EXERCISE OBJECTIVE: Search the material for the word "title" and report each line where it turns up.

Dataset records:
○ ○ ○ ○ ○ ○ ○

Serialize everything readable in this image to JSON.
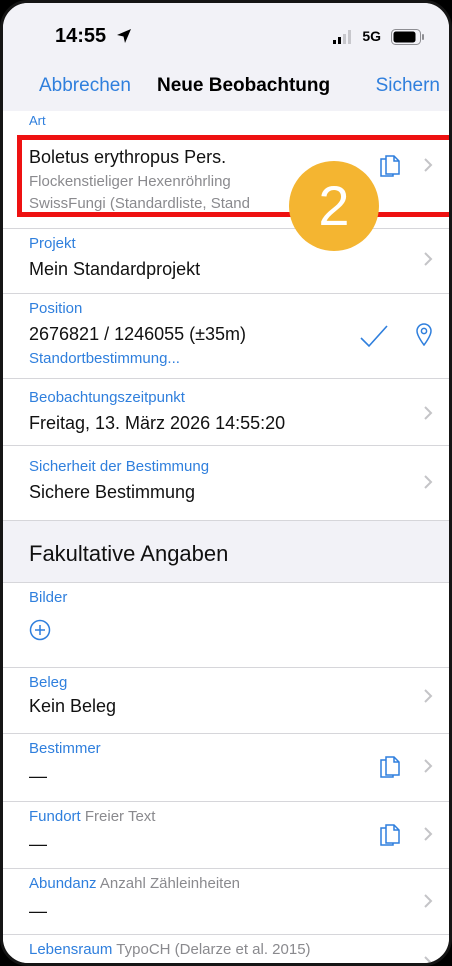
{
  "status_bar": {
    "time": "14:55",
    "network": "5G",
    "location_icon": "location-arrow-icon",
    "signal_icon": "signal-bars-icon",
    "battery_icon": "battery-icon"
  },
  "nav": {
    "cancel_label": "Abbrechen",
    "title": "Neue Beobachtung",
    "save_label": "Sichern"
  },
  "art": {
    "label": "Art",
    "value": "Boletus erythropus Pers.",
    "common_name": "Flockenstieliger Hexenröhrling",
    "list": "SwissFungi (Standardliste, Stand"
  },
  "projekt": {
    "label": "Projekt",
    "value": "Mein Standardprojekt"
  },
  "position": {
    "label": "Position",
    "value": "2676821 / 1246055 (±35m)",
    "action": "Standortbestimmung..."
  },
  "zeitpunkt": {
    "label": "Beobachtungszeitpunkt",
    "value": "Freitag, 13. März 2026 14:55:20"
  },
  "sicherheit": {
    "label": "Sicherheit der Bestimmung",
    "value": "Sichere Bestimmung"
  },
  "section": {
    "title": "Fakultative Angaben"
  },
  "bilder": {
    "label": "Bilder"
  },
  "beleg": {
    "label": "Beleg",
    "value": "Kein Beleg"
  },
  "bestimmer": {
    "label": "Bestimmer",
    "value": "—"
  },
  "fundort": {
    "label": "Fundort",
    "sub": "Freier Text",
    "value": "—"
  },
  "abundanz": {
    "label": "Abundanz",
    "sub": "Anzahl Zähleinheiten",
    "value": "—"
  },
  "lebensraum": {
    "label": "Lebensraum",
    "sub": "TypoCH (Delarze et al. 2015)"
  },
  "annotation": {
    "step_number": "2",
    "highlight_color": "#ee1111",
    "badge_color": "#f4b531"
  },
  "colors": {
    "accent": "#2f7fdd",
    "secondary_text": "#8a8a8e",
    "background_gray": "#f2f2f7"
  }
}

○ ○ ○ ○ ○ ○ ○

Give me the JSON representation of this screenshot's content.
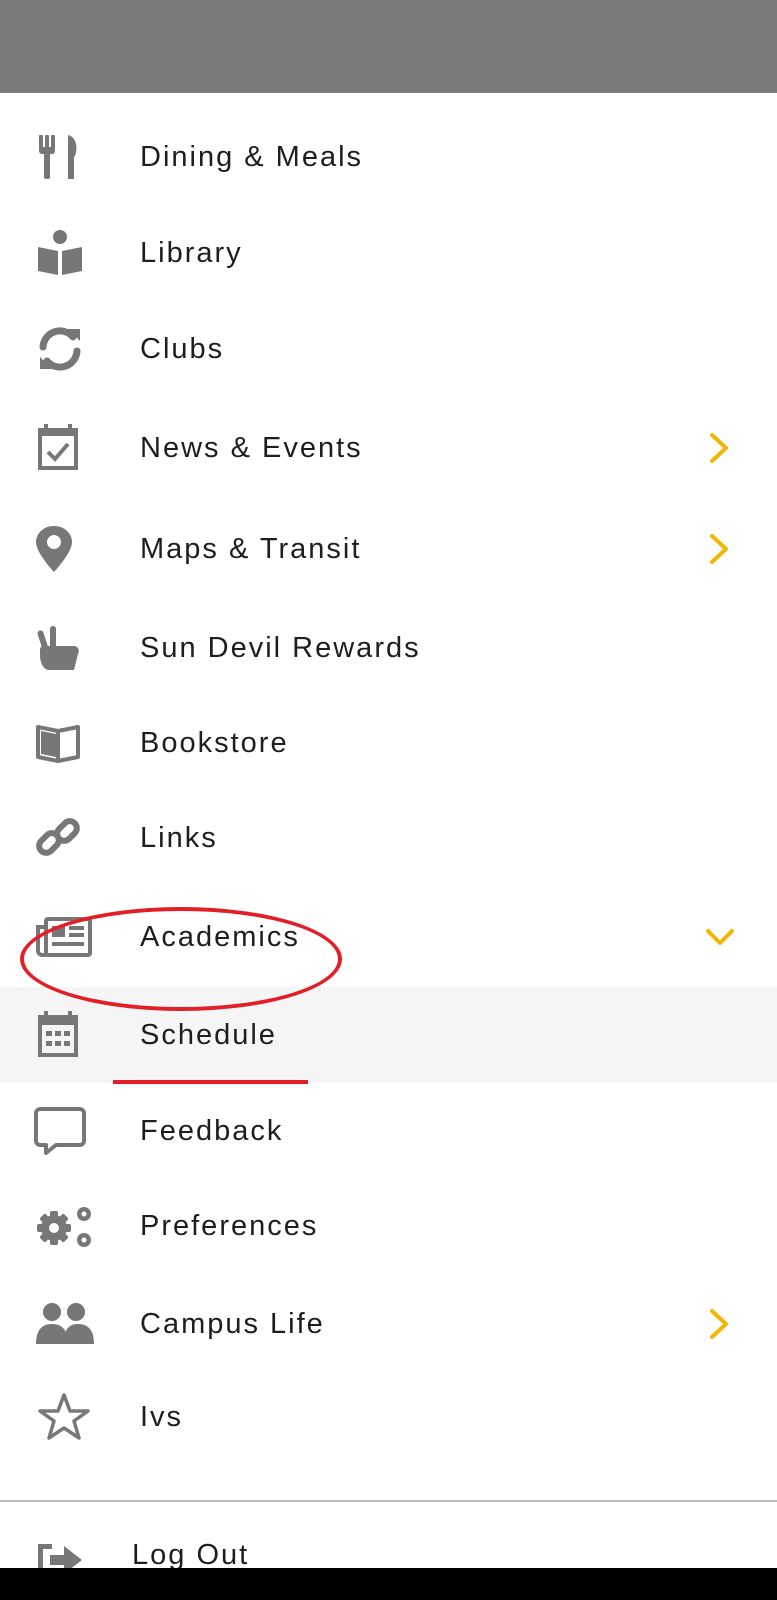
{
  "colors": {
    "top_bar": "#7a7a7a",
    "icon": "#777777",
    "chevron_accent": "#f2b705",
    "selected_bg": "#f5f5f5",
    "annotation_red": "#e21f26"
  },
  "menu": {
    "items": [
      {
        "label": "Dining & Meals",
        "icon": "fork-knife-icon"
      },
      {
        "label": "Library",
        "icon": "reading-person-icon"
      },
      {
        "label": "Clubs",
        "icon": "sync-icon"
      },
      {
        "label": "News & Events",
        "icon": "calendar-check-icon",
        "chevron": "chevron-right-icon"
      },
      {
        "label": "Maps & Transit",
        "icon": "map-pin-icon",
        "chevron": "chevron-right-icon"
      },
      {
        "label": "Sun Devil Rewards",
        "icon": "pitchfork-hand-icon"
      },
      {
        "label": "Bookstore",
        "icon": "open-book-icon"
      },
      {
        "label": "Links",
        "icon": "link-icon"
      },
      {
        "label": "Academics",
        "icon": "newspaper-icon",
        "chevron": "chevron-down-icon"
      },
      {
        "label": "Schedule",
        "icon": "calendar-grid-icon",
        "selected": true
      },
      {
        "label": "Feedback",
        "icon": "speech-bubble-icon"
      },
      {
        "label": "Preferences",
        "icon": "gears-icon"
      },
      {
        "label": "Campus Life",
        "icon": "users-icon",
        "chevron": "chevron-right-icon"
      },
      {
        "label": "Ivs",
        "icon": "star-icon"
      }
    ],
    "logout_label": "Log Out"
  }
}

○ ○ ○ ○ ○ ○ ○

FINISHED TASK:
    "title": "Neue Beobachtung",
    "title": "Fakultative Angaben"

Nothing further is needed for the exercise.